Brief: Print the listing in its entirety and exactly, leaving out images.

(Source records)
####
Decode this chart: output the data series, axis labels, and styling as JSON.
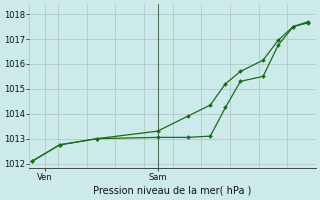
{
  "title": "Pression niveau de la mer( hPa )",
  "bg_color": "#cceaea",
  "grid_color": "#b0c8c8",
  "line_color": "#1a6b1a",
  "ylim": [
    1011.8,
    1018.4
  ],
  "yticks": [
    1012,
    1013,
    1014,
    1015,
    1016,
    1017,
    1018
  ],
  "xlim": [
    0,
    19
  ],
  "ven_x": 1.0,
  "sam_x": 8.5,
  "series1_x": [
    0.2,
    2.0,
    4.5,
    8.5,
    10.5,
    12.0,
    13.0,
    14.0,
    15.5,
    16.5,
    17.5,
    18.5
  ],
  "series1_y": [
    1012.1,
    1012.75,
    1013.0,
    1013.05,
    1013.05,
    1013.1,
    1014.25,
    1015.3,
    1015.5,
    1016.75,
    1017.5,
    1017.65
  ],
  "series2_x": [
    0.2,
    2.0,
    4.5,
    8.5,
    10.5,
    12.0,
    13.0,
    14.0,
    15.5,
    16.5,
    17.5,
    18.5
  ],
  "series2_y": [
    1012.1,
    1012.75,
    1013.0,
    1013.3,
    1013.9,
    1014.35,
    1015.2,
    1015.7,
    1016.15,
    1016.95,
    1017.5,
    1017.7
  ],
  "ylabel_fontsize": 6,
  "xlabel_fontsize": 7,
  "tick_fontsize": 6
}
####
Response:
Decode this chart: output the data series, axis labels, and styling as JSON.
{
  "title": "Pression niveau de la mer( hPa )",
  "bg_color": "#cceaea",
  "grid_color": "#b0c8c8",
  "line_color": "#1a6b1a",
  "ylim": [
    1011.8,
    1018.4
  ],
  "yticks": [
    1012,
    1013,
    1014,
    1015,
    1016,
    1017,
    1018
  ],
  "xlim": [
    0,
    19
  ],
  "ven_x": 1.0,
  "sam_x": 8.5,
  "series1_x": [
    0.2,
    2.0,
    4.5,
    8.5,
    10.5,
    12.0,
    13.0,
    14.0,
    15.5,
    16.5,
    17.5,
    18.5
  ],
  "series1_y": [
    1012.1,
    1012.75,
    1013.0,
    1013.05,
    1013.05,
    1013.1,
    1014.25,
    1015.3,
    1015.5,
    1016.75,
    1017.5,
    1017.65
  ],
  "series2_x": [
    0.2,
    2.0,
    4.5,
    8.5,
    10.5,
    12.0,
    13.0,
    14.0,
    15.5,
    16.5,
    17.5,
    18.5
  ],
  "series2_y": [
    1012.1,
    1012.75,
    1013.0,
    1013.3,
    1013.9,
    1014.35,
    1015.2,
    1015.7,
    1016.15,
    1016.95,
    1017.5,
    1017.7
  ],
  "ylabel_fontsize": 6,
  "xlabel_fontsize": 7,
  "tick_fontsize": 6
}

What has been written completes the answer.